## Given task
Read the lines below and count those that have the word "dwie". Respond with the number only.
** START OF Task input **
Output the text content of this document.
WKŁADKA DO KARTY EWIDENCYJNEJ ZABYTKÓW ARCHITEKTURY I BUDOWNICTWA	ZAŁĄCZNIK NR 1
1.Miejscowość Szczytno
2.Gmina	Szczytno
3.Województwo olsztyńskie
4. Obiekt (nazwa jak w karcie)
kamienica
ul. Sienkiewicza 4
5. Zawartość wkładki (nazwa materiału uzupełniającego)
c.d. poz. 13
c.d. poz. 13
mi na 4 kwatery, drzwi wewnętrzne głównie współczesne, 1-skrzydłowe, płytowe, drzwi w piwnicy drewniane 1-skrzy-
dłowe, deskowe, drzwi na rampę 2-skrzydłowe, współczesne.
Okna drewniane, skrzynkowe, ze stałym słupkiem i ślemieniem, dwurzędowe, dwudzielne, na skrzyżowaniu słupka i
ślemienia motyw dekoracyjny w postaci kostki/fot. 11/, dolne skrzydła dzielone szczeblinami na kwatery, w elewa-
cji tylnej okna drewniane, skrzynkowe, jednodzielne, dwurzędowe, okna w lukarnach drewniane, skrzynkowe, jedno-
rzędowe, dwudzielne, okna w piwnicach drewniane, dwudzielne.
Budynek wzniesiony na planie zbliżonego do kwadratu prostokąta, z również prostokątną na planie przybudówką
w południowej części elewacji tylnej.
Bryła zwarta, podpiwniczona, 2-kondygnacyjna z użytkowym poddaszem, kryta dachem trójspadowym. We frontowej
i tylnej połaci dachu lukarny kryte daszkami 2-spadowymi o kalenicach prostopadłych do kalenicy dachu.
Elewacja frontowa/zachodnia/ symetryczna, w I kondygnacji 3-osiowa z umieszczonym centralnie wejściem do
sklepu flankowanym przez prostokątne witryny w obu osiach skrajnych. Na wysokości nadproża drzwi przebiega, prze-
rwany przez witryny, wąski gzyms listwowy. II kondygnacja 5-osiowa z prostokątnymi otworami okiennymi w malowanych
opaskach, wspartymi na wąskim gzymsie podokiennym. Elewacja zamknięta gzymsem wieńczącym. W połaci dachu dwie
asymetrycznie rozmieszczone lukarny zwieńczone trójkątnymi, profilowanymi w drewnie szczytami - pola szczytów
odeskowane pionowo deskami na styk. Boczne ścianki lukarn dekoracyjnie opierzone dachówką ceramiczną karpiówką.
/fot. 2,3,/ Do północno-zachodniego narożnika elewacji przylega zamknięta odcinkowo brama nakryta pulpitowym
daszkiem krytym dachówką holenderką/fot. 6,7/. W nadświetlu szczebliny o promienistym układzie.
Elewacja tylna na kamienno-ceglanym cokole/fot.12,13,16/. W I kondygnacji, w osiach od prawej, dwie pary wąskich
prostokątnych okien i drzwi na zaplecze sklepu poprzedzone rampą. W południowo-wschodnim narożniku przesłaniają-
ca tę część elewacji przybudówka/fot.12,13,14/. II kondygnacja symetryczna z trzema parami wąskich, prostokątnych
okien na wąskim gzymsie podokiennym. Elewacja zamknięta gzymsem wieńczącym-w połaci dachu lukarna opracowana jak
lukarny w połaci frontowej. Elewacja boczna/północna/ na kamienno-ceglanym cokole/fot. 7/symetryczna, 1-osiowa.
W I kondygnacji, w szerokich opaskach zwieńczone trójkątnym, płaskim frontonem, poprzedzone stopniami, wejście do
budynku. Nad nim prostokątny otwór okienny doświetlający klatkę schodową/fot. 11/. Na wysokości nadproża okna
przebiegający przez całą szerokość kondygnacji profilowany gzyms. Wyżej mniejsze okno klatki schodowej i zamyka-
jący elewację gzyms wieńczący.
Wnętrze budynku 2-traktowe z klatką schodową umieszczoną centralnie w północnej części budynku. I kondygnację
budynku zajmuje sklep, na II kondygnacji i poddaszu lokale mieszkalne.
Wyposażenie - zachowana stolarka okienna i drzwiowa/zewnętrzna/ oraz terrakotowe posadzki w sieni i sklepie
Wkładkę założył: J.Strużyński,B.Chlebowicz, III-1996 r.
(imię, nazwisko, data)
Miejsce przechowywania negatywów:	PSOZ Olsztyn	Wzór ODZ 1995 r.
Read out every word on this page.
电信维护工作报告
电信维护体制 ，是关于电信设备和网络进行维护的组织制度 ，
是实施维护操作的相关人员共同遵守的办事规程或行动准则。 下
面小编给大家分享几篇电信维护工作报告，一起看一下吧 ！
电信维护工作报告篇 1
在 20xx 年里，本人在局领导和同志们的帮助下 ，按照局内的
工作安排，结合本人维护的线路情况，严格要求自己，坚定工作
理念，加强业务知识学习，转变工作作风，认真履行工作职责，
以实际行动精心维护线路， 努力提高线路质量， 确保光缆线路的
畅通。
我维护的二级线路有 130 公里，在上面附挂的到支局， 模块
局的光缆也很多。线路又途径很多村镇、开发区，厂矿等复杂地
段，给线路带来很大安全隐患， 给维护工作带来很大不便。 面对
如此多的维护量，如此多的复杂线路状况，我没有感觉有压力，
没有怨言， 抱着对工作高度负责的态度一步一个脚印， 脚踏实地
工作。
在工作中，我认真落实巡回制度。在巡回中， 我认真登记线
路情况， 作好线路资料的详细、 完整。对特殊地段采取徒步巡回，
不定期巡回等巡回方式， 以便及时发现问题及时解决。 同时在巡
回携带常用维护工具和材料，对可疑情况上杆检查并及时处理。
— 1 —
** END OF Task input **
## Completed task
2